* begin Stored rows *

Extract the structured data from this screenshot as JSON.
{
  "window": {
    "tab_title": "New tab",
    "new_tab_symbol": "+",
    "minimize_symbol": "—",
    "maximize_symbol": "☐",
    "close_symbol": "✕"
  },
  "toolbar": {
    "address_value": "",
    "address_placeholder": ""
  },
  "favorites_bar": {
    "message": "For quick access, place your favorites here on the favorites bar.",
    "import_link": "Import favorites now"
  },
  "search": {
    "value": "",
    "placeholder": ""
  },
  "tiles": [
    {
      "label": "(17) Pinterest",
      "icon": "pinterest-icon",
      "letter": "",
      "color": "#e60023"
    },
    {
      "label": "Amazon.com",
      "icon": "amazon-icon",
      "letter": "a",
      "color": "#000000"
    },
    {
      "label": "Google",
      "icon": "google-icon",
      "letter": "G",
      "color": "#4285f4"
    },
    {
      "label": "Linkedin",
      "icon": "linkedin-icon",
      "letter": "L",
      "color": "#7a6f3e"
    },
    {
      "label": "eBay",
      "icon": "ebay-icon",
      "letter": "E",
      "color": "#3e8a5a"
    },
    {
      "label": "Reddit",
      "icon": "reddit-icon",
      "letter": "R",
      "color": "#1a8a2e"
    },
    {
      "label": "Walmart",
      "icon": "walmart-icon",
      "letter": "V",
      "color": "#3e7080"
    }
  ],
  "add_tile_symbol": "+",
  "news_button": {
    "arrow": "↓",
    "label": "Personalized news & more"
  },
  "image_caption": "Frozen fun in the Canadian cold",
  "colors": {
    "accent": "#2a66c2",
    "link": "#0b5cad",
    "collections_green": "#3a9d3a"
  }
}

* end Stored rows *
* begin Stored rows *

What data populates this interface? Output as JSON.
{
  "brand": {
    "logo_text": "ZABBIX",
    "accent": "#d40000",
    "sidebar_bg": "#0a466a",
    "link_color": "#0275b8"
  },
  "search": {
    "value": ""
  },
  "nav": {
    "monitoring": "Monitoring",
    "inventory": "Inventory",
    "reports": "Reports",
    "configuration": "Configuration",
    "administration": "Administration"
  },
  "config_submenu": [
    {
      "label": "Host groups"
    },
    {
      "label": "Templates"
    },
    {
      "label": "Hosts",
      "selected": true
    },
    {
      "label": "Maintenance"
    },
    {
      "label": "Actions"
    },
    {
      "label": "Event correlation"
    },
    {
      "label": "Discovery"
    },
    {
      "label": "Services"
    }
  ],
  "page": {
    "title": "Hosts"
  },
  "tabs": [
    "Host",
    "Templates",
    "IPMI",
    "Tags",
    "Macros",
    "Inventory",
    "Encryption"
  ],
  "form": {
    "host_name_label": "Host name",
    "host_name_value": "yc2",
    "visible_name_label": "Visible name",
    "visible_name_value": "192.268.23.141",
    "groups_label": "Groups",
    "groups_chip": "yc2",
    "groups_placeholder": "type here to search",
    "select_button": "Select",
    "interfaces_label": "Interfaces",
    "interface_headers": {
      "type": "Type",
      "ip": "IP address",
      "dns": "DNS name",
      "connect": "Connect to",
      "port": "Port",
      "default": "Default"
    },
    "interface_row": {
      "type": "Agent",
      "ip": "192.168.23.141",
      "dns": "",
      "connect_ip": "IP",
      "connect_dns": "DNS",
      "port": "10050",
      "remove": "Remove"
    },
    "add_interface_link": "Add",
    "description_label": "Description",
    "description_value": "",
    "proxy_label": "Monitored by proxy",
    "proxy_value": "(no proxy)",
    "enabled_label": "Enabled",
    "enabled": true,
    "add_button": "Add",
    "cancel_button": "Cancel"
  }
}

* end Stored rows *

§ What is needed: Copy each line from the data above that includes "letter".

§ Solution:
      "letter": "",
      "letter": "a",
      "letter": "G",
      "letter": "L",
      "letter": "E",
      "letter": "R",
      "letter": "V",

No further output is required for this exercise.